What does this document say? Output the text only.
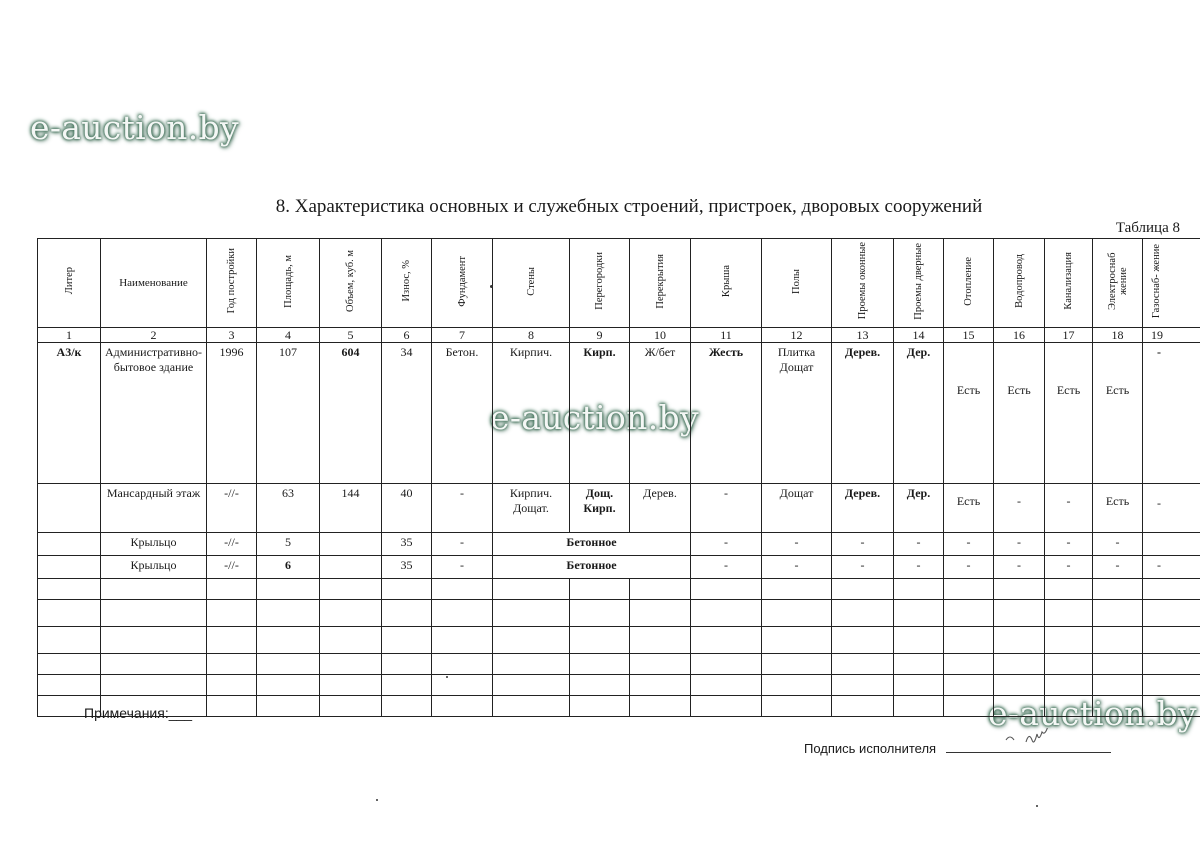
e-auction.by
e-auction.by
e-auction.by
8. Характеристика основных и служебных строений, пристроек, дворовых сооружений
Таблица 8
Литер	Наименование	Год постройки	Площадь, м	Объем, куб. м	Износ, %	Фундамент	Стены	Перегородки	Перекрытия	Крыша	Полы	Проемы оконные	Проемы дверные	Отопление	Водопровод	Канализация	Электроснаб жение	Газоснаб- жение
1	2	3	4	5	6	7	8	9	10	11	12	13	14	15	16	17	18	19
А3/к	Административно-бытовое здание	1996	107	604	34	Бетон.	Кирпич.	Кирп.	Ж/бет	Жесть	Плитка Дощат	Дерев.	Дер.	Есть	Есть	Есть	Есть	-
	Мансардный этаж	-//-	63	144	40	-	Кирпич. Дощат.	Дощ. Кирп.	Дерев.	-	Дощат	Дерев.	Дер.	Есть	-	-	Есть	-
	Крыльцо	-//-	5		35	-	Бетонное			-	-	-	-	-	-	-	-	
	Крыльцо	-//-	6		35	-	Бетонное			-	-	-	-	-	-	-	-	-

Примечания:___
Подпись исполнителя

(WHAT YOU WILL DO) Repeat the material above in full and exactly, apart from the pictures.

(WRITTEN RESPONSE)
What does this document say? Output the text only.
e-auction.by
e-auction.by
e-auction.by
8. Характеристика основных и служебных строений, пристроек, дворовых сооружений
Таблица 8
Литер	Наименование	Год постройки	Площадь, м	Объем, куб. м	Износ, %	Фундамент	Стены	Перегородки	Перекрытия	Крыша	Полы	Проемы оконные	Проемы дверные	Отопление	Водопровод	Канализация	Электроснаб жение	Газоснаб- жение
1	2	3	4	5	6	7	8	9	10	11	12	13	14	15	16	17	18	19
А3/к	Административно-бытовое здание	1996	107	604	34	Бетон.	Кирпич.	Кирп.	Ж/бет	Жесть	Плитка Дощат	Дерев.	Дер.	Есть	Есть	Есть	Есть	-
	Мансардный этаж	-//-	63	144	40	-	Кирпич. Дощат.	Дощ. Кирп.	Дерев.	-	Дощат	Дерев.	Дер.	Есть	-	-	Есть	-
	Крыльцо	-//-	5		35	-	Бетонное			-	-	-	-	-	-	-	-	
	Крыльцо	-//-	6		35	-	Бетонное			-	-	-	-	-	-	-	-	-

Примечания:___
Подпись исполнителя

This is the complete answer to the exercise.